### Do this
Please transcribe the listing below in full and word for word, without its pictures.

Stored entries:
--

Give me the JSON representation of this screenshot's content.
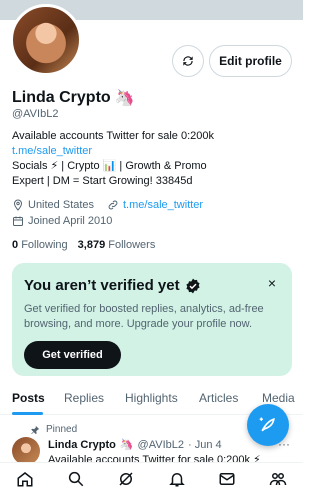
{
  "profile": {
    "name": "Linda Crypto",
    "name_emoji": "🦄",
    "handle": "@AVIbL2",
    "edit_label": "Edit profile",
    "bio_line1": "Available accounts Twitter for sale 0:200k",
    "bio_link": "t.me/sale_twitter",
    "bio_line3": "Socials ⚡ | Crypto 📊 | Growth & Promo",
    "bio_line4": "Expert | DM = Start Growing! 33845d",
    "location": "United States",
    "website": "t.me/sale_twitter",
    "joined": "Joined April 2010",
    "following_count": "0",
    "following_label": "Following",
    "followers_count": "3,879",
    "followers_label": "Followers"
  },
  "verify": {
    "title": "You aren’t verified yet",
    "description": "Get verified for boosted replies, analytics, ad-free browsing, and more. Upgrade your profile now.",
    "button": "Get verified",
    "close": "×"
  },
  "tabs": [
    "Posts",
    "Replies",
    "Highlights",
    "Articles",
    "Media"
  ],
  "post": {
    "pinned_label": "Pinned",
    "name": "Linda Crypto",
    "emoji": "🦄",
    "handle": "@AVIbL2",
    "time": "· Jun 4",
    "body": "Available accounts Twitter for sale 0:200k ⚡",
    "more": "···"
  },
  "colors": {
    "accent": "#1d9bf0",
    "verify_bg": "#d1f2e4",
    "text": "#0f1419",
    "muted": "#536471"
  },
  "icons": [
    "sync-icon",
    "location-icon",
    "link-icon",
    "calendar-icon",
    "verified-icon",
    "pin-icon",
    "compose-icon",
    "home-icon",
    "search-icon",
    "grok-icon",
    "notifications-icon",
    "messages-icon",
    "communities-icon"
  ]
}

--

### Solved problem
Give me the JSON representation of this screenshot's content.
{
  "profile": {
    "name": "Linda Crypto",
    "name_emoji": "🦄",
    "handle": "@AVIbL2",
    "edit_label": "Edit profile",
    "bio_line1": "Available accounts Twitter for sale 0:200k",
    "bio_link": "t.me/sale_twitter",
    "bio_line3": "Socials ⚡ | Crypto 📊 | Growth & Promo",
    "bio_line4": "Expert | DM = Start Growing! 33845d",
    "location": "United States",
    "website": "t.me/sale_twitter",
    "joined": "Joined April 2010",
    "following_count": "0",
    "following_label": "Following",
    "followers_count": "3,879",
    "followers_label": "Followers"
  },
  "verify": {
    "title": "You aren’t verified yet",
    "description": "Get verified for boosted replies, analytics, ad-free browsing, and more. Upgrade your profile now.",
    "button": "Get verified",
    "close": "×"
  },
  "tabs": [
    "Posts",
    "Replies",
    "Highlights",
    "Articles",
    "Media"
  ],
  "post": {
    "pinned_label": "Pinned",
    "name": "Linda Crypto",
    "emoji": "🦄",
    "handle": "@AVIbL2",
    "time": "· Jun 4",
    "body": "Available accounts Twitter for sale 0:200k ⚡",
    "more": "···"
  },
  "colors": {
    "accent": "#1d9bf0",
    "verify_bg": "#d1f2e4",
    "text": "#0f1419",
    "muted": "#536471"
  },
  "icons": [
    "sync-icon",
    "location-icon",
    "link-icon",
    "calendar-icon",
    "verified-icon",
    "pin-icon",
    "compose-icon",
    "home-icon",
    "search-icon",
    "grok-icon",
    "notifications-icon",
    "messages-icon",
    "communities-icon"
  ]
}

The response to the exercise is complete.